Records that describe figures:

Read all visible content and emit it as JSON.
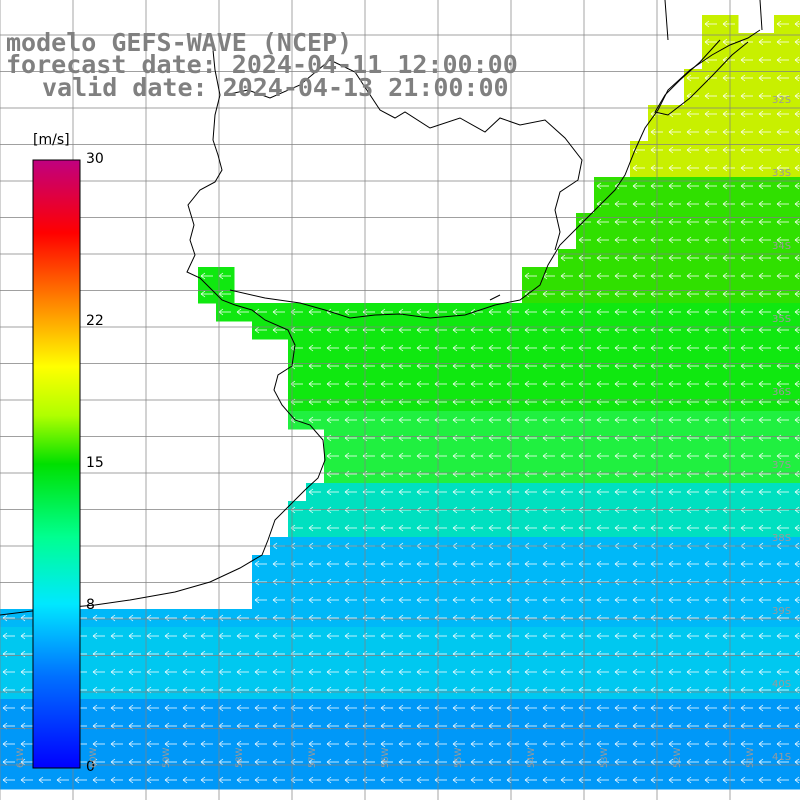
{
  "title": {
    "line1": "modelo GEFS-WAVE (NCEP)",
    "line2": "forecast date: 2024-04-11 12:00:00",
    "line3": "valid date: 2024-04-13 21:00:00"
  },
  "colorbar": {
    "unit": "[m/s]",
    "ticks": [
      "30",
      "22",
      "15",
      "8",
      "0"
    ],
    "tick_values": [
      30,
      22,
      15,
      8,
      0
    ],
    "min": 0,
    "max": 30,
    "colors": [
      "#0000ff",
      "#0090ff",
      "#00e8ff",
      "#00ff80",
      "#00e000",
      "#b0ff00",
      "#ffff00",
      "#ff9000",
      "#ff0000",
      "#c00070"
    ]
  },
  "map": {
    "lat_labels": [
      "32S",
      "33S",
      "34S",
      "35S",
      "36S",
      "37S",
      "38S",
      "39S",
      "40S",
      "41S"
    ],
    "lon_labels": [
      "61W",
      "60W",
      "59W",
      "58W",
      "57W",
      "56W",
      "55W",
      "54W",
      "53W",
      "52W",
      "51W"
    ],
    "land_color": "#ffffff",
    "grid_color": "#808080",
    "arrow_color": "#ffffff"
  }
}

Exercise instructions:
In the lines above, locate the string "ffffff". Copy every line where it occurs.

The completed task:
    "land_color": "#ffffff",
    "arrow_color": "#ffffff"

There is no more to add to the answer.